> **WORK INSTRUCTIONS**:
Find and return each line containing "TradingView".

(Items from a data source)
"""

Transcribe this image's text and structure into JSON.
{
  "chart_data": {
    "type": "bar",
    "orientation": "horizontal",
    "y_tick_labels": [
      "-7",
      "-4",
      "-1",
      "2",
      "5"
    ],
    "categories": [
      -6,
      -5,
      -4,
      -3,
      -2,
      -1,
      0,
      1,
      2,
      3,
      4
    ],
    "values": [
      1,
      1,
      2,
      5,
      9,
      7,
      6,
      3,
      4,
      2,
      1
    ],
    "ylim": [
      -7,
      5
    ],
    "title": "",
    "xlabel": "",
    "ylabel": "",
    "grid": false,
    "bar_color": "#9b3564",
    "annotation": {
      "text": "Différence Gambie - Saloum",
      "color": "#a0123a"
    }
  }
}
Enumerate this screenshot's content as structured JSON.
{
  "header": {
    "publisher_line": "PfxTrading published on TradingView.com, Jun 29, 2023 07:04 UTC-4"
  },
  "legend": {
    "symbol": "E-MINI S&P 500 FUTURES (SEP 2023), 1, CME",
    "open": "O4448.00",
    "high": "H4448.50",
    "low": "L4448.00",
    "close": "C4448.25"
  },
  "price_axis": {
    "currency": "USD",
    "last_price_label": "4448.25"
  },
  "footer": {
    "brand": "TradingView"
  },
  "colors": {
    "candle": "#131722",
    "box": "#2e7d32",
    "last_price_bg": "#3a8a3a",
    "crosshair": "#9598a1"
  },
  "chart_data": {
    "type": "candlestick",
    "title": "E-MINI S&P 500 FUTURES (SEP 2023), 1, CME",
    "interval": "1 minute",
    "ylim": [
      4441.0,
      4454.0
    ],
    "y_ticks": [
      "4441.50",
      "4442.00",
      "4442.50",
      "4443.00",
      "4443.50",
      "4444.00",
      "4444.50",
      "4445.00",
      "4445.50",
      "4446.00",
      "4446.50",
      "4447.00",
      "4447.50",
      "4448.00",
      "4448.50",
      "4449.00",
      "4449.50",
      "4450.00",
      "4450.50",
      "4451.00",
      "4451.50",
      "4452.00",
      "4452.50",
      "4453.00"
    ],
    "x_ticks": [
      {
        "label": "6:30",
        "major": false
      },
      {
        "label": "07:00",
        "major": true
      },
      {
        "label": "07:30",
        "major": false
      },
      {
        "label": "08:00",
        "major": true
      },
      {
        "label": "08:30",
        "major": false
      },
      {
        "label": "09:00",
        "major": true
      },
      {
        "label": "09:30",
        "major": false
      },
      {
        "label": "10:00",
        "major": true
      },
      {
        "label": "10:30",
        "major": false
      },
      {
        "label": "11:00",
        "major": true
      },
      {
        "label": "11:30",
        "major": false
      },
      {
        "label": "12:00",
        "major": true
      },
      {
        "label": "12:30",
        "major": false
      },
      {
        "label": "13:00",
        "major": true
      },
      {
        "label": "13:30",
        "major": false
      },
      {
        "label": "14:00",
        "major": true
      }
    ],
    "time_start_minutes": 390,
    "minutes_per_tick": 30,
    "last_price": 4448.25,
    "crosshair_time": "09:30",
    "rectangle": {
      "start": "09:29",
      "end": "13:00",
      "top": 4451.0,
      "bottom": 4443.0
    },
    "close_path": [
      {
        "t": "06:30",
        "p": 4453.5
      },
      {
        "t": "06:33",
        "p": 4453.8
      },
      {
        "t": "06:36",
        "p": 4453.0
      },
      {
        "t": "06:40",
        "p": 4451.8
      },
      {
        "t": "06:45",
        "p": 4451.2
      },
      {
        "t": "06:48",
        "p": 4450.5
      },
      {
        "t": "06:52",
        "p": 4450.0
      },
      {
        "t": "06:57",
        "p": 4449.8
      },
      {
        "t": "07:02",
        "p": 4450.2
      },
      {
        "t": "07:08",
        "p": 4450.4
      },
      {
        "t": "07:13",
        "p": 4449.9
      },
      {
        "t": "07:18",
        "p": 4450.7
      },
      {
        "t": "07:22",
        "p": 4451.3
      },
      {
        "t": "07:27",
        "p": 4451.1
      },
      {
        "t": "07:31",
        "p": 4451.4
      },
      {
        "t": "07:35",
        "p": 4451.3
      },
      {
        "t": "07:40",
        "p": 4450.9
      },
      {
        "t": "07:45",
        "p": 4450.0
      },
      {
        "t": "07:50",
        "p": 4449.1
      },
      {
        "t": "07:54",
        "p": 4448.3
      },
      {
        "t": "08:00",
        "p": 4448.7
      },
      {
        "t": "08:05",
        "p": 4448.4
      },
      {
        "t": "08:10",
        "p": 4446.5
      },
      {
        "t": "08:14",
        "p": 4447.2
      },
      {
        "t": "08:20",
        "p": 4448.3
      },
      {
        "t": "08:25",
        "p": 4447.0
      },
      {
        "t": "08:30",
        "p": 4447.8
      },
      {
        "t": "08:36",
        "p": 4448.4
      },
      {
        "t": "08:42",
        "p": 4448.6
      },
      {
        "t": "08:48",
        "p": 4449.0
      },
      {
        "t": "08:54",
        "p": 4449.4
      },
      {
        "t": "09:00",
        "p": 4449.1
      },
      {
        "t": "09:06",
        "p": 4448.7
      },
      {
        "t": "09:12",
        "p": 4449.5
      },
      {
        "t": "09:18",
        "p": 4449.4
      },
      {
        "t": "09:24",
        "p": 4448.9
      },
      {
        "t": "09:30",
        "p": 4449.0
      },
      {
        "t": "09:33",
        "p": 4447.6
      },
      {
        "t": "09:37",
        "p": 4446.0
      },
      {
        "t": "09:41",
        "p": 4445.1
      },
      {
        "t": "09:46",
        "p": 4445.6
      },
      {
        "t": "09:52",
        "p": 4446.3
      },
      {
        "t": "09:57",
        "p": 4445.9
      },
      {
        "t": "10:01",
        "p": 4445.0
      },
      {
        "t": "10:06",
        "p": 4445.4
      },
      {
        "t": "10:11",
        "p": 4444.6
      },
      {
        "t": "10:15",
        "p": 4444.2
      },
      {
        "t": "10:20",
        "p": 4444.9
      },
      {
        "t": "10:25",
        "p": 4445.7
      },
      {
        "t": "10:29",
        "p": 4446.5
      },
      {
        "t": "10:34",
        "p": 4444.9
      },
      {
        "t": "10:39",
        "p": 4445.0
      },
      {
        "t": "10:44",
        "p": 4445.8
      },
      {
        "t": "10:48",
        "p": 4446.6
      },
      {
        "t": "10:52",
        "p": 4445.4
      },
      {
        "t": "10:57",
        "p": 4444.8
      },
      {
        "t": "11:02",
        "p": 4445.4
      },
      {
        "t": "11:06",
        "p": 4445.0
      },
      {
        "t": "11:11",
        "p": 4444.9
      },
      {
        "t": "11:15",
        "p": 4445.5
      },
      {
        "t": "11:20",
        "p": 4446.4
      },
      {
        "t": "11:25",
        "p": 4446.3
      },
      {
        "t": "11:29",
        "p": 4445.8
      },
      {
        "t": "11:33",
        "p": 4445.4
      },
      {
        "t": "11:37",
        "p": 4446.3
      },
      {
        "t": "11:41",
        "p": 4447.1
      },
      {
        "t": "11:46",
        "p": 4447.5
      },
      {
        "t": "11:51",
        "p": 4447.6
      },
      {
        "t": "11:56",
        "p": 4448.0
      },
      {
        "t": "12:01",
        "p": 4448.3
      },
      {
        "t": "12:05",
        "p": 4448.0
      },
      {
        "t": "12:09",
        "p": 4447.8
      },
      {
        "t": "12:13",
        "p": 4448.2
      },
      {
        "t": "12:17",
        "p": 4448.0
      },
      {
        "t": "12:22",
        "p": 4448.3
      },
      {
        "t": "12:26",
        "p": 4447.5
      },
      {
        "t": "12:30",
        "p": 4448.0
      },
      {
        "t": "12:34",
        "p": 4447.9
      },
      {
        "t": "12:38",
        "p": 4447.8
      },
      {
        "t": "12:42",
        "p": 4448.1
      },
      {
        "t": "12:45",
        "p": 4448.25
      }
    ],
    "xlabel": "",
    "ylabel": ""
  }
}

"""

> **COMPLETE ANSWER**:
    "publisher_line": "PfxTrading published on TradingView.com, Jun 29, 2023 07:04 UTC-4"
    "brand": "TradingView"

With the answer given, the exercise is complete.